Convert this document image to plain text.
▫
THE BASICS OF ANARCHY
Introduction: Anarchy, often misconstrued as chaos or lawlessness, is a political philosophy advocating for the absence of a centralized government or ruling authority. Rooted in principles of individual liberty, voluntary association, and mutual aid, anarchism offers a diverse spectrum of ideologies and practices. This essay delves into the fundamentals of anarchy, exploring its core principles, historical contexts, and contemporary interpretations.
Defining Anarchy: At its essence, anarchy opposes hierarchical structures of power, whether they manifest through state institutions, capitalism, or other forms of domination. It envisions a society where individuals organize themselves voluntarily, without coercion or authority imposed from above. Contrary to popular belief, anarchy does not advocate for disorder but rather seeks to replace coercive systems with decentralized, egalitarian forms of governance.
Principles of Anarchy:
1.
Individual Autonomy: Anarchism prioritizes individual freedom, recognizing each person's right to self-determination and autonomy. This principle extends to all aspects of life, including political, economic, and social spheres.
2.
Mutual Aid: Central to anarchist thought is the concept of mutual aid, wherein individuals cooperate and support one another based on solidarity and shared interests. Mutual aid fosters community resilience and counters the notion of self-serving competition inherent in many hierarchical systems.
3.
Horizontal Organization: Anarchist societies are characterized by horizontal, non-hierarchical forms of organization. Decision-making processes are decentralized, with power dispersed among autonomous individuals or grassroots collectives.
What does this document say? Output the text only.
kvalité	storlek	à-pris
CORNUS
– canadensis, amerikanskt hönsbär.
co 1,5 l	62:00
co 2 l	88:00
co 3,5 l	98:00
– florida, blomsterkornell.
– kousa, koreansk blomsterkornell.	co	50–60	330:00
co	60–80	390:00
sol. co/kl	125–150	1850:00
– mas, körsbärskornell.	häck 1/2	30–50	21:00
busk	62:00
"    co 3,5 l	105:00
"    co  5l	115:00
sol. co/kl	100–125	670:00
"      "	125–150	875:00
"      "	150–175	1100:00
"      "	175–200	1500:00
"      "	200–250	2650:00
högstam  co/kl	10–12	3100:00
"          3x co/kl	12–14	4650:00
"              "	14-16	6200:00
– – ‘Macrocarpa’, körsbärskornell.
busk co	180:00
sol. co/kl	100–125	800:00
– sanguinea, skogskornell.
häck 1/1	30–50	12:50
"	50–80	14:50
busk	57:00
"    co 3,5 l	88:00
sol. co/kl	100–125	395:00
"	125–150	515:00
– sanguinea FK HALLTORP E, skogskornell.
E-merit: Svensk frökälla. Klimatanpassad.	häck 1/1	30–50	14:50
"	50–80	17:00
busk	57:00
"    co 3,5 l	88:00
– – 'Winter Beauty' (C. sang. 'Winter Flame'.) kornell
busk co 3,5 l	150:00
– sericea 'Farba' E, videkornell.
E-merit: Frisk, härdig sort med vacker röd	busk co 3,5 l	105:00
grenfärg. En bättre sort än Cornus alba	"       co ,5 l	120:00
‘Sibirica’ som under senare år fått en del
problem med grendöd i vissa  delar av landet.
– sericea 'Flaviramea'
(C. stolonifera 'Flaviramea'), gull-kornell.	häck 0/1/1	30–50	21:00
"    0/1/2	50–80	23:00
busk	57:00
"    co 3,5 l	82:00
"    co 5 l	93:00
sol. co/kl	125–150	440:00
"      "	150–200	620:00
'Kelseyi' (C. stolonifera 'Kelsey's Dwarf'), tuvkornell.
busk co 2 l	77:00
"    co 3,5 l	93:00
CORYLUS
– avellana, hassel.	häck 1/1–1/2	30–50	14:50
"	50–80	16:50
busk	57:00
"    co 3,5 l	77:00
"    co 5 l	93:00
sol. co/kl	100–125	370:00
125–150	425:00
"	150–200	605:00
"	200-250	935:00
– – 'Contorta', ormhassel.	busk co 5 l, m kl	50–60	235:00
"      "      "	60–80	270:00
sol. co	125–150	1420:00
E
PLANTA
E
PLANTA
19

——

▸ Task statement:
Write out every line from the entries where "merit" appears.

▸ Solution:
E-merit: Svensk frökälla. Klimatanpassad.	häck 1/1	30–50	14:50
E-merit: Frisk, härdig sort med vacker röd	busk co 3,5 l	105:00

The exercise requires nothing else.